Collect all the lines that mention the word "JSON".

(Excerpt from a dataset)
+ + + + +

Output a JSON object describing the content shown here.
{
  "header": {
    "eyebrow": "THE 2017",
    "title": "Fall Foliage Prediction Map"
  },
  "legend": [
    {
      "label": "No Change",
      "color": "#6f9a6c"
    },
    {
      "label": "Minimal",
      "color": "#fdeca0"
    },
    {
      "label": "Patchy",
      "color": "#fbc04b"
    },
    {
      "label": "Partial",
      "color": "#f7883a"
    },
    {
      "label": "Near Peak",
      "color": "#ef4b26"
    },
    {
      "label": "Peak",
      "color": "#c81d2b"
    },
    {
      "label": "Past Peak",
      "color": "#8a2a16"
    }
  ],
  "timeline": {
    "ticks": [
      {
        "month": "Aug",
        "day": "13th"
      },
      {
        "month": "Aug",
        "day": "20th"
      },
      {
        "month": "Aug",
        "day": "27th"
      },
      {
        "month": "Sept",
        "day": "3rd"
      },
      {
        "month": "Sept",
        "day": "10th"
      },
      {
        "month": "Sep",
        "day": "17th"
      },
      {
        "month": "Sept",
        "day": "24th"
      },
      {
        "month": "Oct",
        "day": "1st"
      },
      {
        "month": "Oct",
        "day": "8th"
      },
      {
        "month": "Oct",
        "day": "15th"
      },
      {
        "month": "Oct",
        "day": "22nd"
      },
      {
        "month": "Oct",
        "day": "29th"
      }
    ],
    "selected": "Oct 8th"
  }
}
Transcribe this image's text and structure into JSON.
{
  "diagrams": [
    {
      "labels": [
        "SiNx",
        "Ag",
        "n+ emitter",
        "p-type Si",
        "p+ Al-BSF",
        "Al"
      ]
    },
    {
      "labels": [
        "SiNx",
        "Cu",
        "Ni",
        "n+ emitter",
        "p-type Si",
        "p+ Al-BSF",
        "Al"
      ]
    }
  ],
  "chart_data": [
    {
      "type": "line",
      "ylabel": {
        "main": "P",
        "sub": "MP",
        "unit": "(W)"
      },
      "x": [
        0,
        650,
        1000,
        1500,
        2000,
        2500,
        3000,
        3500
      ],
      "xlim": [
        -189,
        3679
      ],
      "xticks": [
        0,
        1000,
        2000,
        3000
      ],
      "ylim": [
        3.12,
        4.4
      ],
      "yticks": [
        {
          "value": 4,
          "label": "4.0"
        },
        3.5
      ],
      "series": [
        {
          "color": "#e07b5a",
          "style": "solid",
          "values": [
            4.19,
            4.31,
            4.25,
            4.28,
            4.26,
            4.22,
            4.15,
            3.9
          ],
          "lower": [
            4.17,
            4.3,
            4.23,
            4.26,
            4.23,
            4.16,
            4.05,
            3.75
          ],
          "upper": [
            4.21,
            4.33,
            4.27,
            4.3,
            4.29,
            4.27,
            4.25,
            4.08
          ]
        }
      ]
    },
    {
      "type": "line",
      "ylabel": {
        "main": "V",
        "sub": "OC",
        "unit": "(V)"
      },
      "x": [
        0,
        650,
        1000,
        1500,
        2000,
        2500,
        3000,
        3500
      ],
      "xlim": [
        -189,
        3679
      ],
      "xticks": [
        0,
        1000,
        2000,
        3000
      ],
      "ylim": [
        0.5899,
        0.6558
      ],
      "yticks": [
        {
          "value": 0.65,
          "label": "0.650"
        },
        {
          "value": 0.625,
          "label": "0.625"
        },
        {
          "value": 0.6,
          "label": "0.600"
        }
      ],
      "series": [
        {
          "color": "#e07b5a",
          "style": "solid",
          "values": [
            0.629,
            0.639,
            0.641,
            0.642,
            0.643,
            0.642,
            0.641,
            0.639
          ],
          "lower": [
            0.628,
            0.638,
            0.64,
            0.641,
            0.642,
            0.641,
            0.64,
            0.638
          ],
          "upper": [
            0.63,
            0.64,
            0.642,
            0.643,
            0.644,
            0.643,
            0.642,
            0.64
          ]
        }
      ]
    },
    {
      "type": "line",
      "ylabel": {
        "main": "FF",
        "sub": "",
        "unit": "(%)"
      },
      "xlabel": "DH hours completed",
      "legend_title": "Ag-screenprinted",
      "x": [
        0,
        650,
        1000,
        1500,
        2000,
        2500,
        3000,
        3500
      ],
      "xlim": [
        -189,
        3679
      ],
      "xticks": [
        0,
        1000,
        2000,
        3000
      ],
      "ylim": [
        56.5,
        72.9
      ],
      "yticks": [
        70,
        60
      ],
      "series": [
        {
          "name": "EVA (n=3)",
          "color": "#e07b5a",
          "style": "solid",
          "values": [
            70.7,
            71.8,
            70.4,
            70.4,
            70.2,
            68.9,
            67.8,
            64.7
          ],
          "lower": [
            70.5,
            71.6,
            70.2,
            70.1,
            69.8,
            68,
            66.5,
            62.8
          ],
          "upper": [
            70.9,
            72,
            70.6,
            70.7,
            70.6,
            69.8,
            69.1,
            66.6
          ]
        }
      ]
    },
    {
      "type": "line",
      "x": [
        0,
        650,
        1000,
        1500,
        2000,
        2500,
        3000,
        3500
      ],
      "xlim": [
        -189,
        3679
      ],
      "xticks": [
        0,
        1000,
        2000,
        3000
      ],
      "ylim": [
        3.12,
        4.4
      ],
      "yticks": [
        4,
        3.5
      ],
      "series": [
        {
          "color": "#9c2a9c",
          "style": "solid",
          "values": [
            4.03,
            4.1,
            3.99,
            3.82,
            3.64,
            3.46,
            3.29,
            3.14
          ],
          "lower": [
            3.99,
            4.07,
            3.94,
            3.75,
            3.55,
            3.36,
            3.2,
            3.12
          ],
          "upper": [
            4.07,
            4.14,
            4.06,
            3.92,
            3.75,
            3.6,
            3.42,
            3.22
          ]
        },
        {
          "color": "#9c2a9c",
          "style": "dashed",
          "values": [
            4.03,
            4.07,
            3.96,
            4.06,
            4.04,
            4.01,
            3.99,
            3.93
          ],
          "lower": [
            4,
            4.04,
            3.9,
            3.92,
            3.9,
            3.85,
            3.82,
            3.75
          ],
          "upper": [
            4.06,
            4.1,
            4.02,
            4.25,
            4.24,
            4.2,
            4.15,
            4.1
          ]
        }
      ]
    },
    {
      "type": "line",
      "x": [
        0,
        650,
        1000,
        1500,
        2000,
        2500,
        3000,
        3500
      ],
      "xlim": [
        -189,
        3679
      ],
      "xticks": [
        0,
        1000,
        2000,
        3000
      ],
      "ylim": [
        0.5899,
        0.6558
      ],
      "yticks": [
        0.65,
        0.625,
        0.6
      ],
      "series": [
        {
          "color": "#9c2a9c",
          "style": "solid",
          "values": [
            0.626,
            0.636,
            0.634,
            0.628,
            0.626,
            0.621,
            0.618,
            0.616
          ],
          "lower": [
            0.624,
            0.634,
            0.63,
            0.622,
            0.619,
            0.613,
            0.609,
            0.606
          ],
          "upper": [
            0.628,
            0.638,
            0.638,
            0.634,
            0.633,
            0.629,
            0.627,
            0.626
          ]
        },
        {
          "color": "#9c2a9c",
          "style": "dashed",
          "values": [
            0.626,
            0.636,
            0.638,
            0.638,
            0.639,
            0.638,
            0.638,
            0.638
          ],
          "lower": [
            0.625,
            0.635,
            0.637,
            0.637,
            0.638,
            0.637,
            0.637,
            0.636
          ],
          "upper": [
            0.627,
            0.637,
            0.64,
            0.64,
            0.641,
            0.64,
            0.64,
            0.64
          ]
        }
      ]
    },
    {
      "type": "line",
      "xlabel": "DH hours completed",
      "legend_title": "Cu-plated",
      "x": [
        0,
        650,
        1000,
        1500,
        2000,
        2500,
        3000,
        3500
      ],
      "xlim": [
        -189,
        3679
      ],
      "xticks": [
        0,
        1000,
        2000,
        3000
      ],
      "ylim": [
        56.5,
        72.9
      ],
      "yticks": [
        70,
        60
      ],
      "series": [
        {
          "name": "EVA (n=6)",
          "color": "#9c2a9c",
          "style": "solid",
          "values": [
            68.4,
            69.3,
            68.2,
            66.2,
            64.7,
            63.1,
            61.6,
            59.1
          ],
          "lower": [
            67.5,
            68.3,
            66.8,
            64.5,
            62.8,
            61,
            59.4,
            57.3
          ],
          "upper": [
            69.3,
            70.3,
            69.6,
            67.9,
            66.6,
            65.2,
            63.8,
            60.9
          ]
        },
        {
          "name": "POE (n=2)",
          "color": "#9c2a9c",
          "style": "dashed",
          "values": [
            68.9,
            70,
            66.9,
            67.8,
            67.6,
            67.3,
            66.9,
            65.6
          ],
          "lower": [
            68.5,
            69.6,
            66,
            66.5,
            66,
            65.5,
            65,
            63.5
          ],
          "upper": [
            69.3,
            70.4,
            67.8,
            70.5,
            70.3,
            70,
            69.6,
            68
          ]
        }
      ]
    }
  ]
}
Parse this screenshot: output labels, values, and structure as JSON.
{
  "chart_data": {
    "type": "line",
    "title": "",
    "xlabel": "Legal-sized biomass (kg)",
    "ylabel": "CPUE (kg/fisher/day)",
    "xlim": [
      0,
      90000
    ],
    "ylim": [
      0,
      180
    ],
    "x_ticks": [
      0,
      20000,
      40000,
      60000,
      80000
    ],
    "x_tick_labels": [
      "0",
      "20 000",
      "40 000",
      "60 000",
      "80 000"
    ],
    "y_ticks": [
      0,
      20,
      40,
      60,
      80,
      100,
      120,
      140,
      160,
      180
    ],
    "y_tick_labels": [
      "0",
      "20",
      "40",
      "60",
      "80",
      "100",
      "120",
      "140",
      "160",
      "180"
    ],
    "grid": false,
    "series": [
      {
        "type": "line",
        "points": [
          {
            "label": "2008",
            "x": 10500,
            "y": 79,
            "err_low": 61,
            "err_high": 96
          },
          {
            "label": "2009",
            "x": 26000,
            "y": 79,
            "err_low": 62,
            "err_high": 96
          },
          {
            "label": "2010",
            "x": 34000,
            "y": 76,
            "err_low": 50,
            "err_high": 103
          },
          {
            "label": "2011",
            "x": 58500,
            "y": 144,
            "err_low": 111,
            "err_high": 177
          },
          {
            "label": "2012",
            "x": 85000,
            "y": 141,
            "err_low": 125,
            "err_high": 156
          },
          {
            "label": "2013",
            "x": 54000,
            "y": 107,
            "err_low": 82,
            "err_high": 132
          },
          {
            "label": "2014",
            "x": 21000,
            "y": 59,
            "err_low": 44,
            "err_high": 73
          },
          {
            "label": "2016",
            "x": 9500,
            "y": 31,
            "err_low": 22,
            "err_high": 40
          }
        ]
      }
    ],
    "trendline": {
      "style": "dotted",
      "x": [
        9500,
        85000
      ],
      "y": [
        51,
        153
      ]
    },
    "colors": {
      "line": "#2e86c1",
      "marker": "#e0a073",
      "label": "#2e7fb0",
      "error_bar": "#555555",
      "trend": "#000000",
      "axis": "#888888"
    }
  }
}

+ + + + +

## Answer to this exercise
Output a JSON object describing the content shown here.
Transcribe this image's text and structure into JSON.
Parse this screenshot: output labels, values, and structure as JSON.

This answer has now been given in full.